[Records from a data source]
※ ※ ※
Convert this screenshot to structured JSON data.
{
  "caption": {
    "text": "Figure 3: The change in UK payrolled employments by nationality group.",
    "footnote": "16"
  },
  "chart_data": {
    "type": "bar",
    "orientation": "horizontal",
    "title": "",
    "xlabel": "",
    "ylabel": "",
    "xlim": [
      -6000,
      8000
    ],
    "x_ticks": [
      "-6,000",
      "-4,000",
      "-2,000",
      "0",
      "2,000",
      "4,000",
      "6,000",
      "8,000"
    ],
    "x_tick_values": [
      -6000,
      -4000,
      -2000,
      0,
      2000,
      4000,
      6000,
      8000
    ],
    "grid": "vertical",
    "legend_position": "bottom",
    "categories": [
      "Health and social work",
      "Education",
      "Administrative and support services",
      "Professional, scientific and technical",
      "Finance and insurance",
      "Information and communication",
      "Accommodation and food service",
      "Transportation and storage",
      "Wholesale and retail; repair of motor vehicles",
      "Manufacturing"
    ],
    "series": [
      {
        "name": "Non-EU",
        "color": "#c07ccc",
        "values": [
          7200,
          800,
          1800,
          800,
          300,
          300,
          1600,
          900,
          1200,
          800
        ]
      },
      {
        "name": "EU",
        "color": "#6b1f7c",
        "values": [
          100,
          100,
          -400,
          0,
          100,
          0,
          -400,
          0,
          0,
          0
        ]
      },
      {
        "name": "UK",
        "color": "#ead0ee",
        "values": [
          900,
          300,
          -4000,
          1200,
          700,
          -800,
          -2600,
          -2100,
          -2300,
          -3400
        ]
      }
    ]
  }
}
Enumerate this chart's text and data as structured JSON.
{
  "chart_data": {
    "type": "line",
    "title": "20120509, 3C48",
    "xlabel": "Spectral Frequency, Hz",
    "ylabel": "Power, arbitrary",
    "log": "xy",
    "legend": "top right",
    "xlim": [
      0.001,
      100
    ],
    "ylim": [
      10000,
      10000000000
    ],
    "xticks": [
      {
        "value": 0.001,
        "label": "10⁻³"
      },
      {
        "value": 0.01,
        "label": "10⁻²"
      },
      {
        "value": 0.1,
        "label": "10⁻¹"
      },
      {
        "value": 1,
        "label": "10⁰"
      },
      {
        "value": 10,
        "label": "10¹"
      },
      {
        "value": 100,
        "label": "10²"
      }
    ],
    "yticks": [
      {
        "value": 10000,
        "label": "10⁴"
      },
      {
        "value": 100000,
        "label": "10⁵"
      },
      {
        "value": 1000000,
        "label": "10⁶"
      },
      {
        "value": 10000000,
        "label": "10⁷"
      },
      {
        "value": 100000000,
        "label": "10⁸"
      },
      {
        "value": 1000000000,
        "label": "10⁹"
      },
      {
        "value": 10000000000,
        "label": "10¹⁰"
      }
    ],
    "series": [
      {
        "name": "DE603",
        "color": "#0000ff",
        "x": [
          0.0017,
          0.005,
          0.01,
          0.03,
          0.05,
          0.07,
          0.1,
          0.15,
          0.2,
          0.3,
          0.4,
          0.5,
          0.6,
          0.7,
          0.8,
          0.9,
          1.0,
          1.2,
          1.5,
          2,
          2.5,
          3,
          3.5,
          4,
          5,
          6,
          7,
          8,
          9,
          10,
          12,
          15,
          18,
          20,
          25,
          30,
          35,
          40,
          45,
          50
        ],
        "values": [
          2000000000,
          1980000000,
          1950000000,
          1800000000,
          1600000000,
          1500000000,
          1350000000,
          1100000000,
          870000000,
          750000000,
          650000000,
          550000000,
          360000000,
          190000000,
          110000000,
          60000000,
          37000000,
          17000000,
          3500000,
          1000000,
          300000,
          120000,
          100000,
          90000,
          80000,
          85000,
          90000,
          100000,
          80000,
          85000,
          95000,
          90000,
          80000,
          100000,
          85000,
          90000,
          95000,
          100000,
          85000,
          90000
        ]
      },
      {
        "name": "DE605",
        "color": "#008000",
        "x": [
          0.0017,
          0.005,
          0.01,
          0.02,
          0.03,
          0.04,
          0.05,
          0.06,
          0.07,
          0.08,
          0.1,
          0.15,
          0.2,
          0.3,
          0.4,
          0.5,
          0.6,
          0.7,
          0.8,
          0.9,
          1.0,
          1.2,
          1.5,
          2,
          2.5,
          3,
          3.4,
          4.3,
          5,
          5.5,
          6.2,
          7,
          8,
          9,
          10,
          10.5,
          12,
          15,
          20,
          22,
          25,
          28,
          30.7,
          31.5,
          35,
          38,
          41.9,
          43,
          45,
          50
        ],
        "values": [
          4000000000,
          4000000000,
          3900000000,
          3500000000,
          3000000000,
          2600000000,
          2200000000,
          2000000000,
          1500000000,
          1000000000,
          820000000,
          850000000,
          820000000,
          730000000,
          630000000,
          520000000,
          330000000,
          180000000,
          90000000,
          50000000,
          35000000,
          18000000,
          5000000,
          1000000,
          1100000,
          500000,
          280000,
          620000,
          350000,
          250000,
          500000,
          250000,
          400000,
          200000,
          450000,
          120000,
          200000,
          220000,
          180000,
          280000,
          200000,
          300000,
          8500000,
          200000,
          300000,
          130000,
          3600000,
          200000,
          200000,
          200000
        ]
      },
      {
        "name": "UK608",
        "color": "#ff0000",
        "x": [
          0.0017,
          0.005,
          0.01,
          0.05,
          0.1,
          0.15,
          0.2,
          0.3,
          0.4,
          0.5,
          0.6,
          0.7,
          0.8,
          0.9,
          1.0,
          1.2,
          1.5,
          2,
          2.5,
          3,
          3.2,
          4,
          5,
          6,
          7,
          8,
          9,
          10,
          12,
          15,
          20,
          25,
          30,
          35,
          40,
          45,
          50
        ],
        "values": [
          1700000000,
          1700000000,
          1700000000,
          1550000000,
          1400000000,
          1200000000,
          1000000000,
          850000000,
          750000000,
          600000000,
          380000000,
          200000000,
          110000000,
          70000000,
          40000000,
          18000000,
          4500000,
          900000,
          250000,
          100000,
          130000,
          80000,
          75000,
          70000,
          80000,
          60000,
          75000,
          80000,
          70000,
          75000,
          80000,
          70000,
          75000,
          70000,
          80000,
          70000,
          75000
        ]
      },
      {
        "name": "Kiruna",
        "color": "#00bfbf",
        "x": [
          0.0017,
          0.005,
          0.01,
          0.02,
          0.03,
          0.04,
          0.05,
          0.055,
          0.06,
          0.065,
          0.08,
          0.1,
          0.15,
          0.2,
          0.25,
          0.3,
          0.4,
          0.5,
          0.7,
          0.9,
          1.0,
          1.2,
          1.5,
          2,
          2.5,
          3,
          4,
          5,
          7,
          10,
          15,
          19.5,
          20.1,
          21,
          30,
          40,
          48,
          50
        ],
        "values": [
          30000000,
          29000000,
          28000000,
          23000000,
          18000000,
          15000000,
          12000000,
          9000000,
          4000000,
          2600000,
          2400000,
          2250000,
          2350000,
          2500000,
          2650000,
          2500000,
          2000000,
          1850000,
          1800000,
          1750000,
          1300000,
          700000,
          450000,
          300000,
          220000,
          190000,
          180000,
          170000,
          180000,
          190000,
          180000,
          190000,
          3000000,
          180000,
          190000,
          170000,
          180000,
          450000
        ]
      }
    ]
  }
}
※ ※ ※
*WHAT TO DO*:
Print the material above once more, exactly.

*TASK RESPONSE*:
Convert this screenshot to structured JSON data.
{
  "caption": {
    "text": "Figure 3: The change in UK payrolled employments by nationality group.",
    "footnote": "16"
  },
  "chart_data": {
    "type": "bar",
    "orientation": "horizontal",
    "title": "",
    "xlabel": "",
    "ylabel": "",
    "xlim": [
      -6000,
      8000
    ],
    "x_ticks": [
      "-6,000",
      "-4,000",
      "-2,000",
      "0",
      "2,000",
      "4,000",
      "6,000",
      "8,000"
    ],
    "x_tick_values": [
      -6000,
      -4000,
      -2000,
      0,
      2000,
      4000,
      6000,
      8000
    ],
    "grid": "vertical",
    "legend_position": "bottom",
    "categories": [
      "Health and social work",
      "Education",
      "Administrative and support services",
      "Professional, scientific and technical",
      "Finance and insurance",
      "Information and communication",
      "Accommodation and food service",
      "Transportation and storage",
      "Wholesale and retail; repair of motor vehicles",
      "Manufacturing"
    ],
    "series": [
      {
        "name": "Non-EU",
        "color": "#c07ccc",
        "values": [
          7200,
          800,
          1800,
          800,
          300,
          300,
          1600,
          900,
          1200,
          800
        ]
      },
      {
        "name": "EU",
        "color": "#6b1f7c",
        "values": [
          100,
          100,
          -400,
          0,
          100,
          0,
          -400,
          0,
          0,
          0
        ]
      },
      {
        "name": "UK",
        "color": "#ead0ee",
        "values": [
          900,
          300,
          -4000,
          1200,
          700,
          -800,
          -2600,
          -2100,
          -2300,
          -3400
        ]
      }
    ]
  }
}
Enumerate this chart's text and data as structured JSON.
{
  "chart_data": {
    "type": "line",
    "title": "20120509, 3C48",
    "xlabel": "Spectral Frequency, Hz",
    "ylabel": "Power, arbitrary",
    "log": "xy",
    "legend": "top right",
    "xlim": [
      0.001,
      100
    ],
    "ylim": [
      10000,
      10000000000
    ],
    "xticks": [
      {
        "value": 0.001,
        "label": "10⁻³"
      },
      {
        "value": 0.01,
        "label": "10⁻²"
      },
      {
        "value": 0.1,
        "label": "10⁻¹"
      },
      {
        "value": 1,
        "label": "10⁰"
      },
      {
        "value": 10,
        "label": "10¹"
      },
      {
        "value": 100,
        "label": "10²"
      }
    ],
    "yticks": [
      {
        "value": 10000,
        "label": "10⁴"
      },
      {
        "value": 100000,
        "label": "10⁵"
      },
      {
        "value": 1000000,
        "label": "10⁶"
      },
      {
        "value": 10000000,
        "label": "10⁷"
      },
      {
        "value": 100000000,
        "label": "10⁸"
      },
      {
        "value": 1000000000,
        "label": "10⁹"
      },
      {
        "value": 10000000000,
        "label": "10¹⁰"
      }
    ],
    "series": [
      {
        "name": "DE603",
        "color": "#0000ff",
        "x": [
          0.0017,
          0.005,
          0.01,
          0.03,
          0.05,
          0.07,
          0.1,
          0.15,
          0.2,
          0.3,
          0.4,
          0.5,
          0.6,
          0.7,
          0.8,
          0.9,
          1.0,
          1.2,
          1.5,
          2,
          2.5,
          3,
          3.5,
          4,
          5,
          6,
          7,
          8,
          9,
          10,
          12,
          15,
          18,
          20,
          25,
          30,
          35,
          40,
          45,
          50
        ],
        "values": [
          2000000000,
          1980000000,
          1950000000,
          1800000000,
          1600000000,
          1500000000,
          1350000000,
          1100000000,
          870000000,
          750000000,
          650000000,
          550000000,
          360000000,
          190000000,
          110000000,
          60000000,
          37000000,
          17000000,
          3500000,
          1000000,
          300000,
          120000,
          100000,
          90000,
          80000,
          85000,
          90000,
          100000,
          80000,
          85000,
          95000,
          90000,
          80000,
          100000,
          85000,
          90000,
          95000,
          100000,
          85000,
          90000
        ]
      },
      {
        "name": "DE605",
        "color": "#008000",
        "x": [
          0.0017,
          0.005,
          0.01,
          0.02,
          0.03,
          0.04,
          0.05,
          0.06,
          0.07,
          0.08,
          0.1,
          0.15,
          0.2,
          0.3,
          0.4,
          0.5,
          0.6,
          0.7,
          0.8,
          0.9,
          1.0,
          1.2,
          1.5,
          2,
          2.5,
          3,
          3.4,
          4.3,
          5,
          5.5,
          6.2,
          7,
          8,
          9,
          10,
          10.5,
          12,
          15,
          20,
          22,
          25,
          28,
          30.7,
          31.5,
          35,
          38,
          41.9,
          43,
          45,
          50
        ],
        "values": [
          4000000000,
          4000000000,
          3900000000,
          3500000000,
          3000000000,
          2600000000,
          2200000000,
          2000000000,
          1500000000,
          1000000000,
          820000000,
          850000000,
          820000000,
          730000000,
          630000000,
          520000000,
          330000000,
          180000000,
          90000000,
          50000000,
          35000000,
          18000000,
          5000000,
          1000000,
          1100000,
          500000,
          280000,
          620000,
          350000,
          250000,
          500000,
          250000,
          400000,
          200000,
          450000,
          120000,
          200000,
          220000,
          180000,
          280000,
          200000,
          300000,
          8500000,
          200000,
          300000,
          130000,
          3600000,
          200000,
          200000,
          200000
        ]
      },
      {
        "name": "UK608",
        "color": "#ff0000",
        "x": [
          0.0017,
          0.005,
          0.01,
          0.05,
          0.1,
          0.15,
          0.2,
          0.3,
          0.4,
          0.5,
          0.6,
          0.7,
          0.8,
          0.9,
          1.0,
          1.2,
          1.5,
          2,
          2.5,
          3,
          3.2,
          4,
          5,
          6,
          7,
          8,
          9,
          10,
          12,
          15,
          20,
          25,
          30,
          35,
          40,
          45,
          50
        ],
        "values": [
          1700000000,
          1700000000,
          1700000000,
          1550000000,
          1400000000,
          1200000000,
          1000000000,
          850000000,
          750000000,
          600000000,
          380000000,
          200000000,
          110000000,
          70000000,
          40000000,
          18000000,
          4500000,
          900000,
          250000,
          100000,
          130000,
          80000,
          75000,
          70000,
          80000,
          60000,
          75000,
          80000,
          70000,
          75000,
          80000,
          70000,
          75000,
          70000,
          80000,
          70000,
          75000
        ]
      },
      {
        "name": "Kiruna",
        "color": "#00bfbf",
        "x": [
          0.0017,
          0.005,
          0.01,
          0.02,
          0.03,
          0.04,
          0.05,
          0.055,
          0.06,
          0.065,
          0.08,
          0.1,
          0.15,
          0.2,
          0.25,
          0.3,
          0.4,
          0.5,
          0.7,
          0.9,
          1.0,
          1.2,
          1.5,
          2,
          2.5,
          3,
          4,
          5,
          7,
          10,
          15,
          19.5,
          20.1,
          21,
          30,
          40,
          48,
          50
        ],
        "values": [
          30000000,
          29000000,
          28000000,
          23000000,
          18000000,
          15000000,
          12000000,
          9000000,
          4000000,
          2600000,
          2400000,
          2250000,
          2350000,
          2500000,
          2650000,
          2500000,
          2000000,
          1850000,
          1800000,
          1750000,
          1300000,
          700000,
          450000,
          300000,
          220000,
          190000,
          180000,
          170000,
          180000,
          190000,
          180000,
          190000,
          3000000,
          180000,
          190000,
          170000,
          180000,
          450000
        ]
      }
    ]
  }
}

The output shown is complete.